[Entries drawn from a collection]
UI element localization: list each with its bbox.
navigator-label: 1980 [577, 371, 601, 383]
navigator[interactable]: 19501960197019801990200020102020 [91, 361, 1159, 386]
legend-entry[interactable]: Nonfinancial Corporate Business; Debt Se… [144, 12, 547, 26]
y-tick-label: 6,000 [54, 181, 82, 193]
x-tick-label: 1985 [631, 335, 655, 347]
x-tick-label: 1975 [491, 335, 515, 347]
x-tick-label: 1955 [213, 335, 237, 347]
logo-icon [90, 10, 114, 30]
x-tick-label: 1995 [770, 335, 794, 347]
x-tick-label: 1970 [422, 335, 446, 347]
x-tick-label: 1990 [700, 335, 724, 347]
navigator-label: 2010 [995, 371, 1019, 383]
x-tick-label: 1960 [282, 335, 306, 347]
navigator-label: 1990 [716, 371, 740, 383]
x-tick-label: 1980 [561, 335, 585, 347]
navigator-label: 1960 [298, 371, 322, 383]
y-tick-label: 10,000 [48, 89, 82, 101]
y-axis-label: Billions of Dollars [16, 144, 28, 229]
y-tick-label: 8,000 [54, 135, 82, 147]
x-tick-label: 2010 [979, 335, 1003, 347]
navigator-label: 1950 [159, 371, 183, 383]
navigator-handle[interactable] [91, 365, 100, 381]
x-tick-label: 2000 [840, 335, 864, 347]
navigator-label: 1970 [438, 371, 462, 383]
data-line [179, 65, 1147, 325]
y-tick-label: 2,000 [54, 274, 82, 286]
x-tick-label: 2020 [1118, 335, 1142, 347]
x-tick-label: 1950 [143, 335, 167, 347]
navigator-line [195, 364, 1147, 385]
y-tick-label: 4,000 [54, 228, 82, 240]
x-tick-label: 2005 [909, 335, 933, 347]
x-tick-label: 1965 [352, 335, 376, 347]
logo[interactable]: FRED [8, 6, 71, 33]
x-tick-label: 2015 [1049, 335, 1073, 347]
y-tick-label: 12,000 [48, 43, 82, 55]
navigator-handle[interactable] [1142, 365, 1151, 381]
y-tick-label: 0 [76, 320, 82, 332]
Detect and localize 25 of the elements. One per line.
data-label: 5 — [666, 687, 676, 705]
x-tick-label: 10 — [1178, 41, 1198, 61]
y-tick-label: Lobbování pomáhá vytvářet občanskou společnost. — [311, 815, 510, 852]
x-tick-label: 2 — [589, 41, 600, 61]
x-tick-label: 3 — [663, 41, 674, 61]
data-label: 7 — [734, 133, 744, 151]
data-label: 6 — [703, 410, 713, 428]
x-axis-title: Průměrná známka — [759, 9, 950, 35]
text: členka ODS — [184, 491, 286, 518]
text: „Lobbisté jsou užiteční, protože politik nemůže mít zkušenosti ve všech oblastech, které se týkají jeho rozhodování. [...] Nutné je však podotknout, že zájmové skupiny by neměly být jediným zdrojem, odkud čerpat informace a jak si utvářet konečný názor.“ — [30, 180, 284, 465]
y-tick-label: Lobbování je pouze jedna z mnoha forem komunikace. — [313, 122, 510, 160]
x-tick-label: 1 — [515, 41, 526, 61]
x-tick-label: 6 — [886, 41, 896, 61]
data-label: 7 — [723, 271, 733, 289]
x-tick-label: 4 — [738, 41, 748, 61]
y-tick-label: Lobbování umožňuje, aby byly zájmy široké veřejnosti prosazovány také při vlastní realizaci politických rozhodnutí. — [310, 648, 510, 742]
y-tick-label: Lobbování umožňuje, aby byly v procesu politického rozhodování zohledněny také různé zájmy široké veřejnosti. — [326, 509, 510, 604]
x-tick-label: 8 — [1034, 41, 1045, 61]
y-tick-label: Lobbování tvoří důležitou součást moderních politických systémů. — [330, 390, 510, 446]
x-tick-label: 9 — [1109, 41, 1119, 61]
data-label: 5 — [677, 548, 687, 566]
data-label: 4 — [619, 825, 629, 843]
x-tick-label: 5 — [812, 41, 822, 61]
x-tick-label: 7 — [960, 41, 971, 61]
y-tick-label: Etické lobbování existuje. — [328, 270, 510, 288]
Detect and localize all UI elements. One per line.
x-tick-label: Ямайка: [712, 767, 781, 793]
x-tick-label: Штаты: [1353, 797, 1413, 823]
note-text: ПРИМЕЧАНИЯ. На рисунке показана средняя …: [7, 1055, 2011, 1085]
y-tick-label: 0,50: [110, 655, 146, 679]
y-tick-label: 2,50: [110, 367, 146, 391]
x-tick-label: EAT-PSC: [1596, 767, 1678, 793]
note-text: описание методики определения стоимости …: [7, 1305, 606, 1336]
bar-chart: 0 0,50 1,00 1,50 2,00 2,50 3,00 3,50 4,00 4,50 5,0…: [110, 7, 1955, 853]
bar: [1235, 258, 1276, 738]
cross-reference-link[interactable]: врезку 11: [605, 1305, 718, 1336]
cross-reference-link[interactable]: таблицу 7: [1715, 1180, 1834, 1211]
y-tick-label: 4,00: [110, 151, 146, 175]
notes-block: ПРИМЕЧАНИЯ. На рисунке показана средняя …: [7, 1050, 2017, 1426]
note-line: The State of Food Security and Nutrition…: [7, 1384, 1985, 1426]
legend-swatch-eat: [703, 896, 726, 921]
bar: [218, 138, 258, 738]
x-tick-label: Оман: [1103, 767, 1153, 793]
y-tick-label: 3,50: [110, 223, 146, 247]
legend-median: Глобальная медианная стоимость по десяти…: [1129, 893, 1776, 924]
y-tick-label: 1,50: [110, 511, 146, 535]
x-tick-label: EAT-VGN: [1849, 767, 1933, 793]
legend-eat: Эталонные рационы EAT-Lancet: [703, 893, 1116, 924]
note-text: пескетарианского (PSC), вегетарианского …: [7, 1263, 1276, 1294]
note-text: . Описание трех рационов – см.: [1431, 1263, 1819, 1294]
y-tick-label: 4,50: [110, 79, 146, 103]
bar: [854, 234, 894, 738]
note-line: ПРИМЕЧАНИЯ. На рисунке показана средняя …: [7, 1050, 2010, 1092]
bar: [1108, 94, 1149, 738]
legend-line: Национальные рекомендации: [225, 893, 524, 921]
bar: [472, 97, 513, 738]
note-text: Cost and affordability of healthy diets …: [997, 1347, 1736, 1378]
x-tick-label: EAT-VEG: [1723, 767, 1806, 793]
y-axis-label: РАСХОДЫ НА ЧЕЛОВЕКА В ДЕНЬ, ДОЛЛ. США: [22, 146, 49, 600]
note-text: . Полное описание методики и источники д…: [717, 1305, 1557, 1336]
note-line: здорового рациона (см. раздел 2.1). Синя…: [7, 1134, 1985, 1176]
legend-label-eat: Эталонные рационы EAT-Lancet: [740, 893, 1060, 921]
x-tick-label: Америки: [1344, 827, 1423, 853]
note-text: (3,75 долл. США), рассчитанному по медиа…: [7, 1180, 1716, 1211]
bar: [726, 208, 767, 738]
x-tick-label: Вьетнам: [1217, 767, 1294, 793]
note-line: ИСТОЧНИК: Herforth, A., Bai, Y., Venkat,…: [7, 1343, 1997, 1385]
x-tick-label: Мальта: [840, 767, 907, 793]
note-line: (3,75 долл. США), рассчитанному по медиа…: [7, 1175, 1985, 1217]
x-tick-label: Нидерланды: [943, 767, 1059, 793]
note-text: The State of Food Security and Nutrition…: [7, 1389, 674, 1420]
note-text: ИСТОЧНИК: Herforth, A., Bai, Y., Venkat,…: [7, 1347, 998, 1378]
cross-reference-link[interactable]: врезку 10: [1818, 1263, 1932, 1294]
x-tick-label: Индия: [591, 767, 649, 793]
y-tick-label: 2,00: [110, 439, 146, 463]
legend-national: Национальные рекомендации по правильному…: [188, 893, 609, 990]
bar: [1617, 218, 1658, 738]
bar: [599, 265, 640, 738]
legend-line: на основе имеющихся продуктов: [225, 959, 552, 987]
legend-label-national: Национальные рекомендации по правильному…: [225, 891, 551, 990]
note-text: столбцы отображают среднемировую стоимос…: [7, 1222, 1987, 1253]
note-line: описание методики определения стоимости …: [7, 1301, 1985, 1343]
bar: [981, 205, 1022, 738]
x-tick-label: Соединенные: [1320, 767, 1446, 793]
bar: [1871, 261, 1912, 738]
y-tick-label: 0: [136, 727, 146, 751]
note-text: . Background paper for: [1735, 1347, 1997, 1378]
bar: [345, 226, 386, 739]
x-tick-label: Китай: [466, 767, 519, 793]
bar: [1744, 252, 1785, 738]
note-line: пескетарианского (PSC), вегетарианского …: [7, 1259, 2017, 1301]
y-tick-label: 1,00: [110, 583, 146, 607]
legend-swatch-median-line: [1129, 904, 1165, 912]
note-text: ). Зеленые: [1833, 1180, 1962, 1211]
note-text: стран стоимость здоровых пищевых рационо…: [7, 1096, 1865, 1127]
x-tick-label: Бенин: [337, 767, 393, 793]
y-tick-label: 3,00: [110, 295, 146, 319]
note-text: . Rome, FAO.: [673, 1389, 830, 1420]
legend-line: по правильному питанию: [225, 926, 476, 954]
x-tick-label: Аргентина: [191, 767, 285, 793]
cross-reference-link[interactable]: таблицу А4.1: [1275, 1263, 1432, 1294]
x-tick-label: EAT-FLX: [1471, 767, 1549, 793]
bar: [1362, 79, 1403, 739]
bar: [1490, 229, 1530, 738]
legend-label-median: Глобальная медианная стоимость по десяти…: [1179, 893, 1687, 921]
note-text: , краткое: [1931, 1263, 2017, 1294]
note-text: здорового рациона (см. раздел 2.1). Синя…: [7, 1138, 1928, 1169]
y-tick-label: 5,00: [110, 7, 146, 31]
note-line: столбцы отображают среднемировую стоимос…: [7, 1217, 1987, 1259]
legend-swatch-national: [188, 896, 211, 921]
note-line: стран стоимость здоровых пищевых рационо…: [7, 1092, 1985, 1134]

• [INSTRUCTION]:
Copy out, word for word, the lines of the data from the first one through the line containing "legend-entry[interactable]: Nonfinancial Corporate", including both of those lines.

• [WRITTEN RESPONSE]:
UI element localization: list each with its bbox.
navigator-label: 1980 [577, 371, 601, 383]
navigator[interactable]: 19501960197019801990200020102020 [91, 361, 1159, 386]
legend-entry[interactable]: Nonfinancial Corporate Business; Debt Se… [144, 12, 547, 26]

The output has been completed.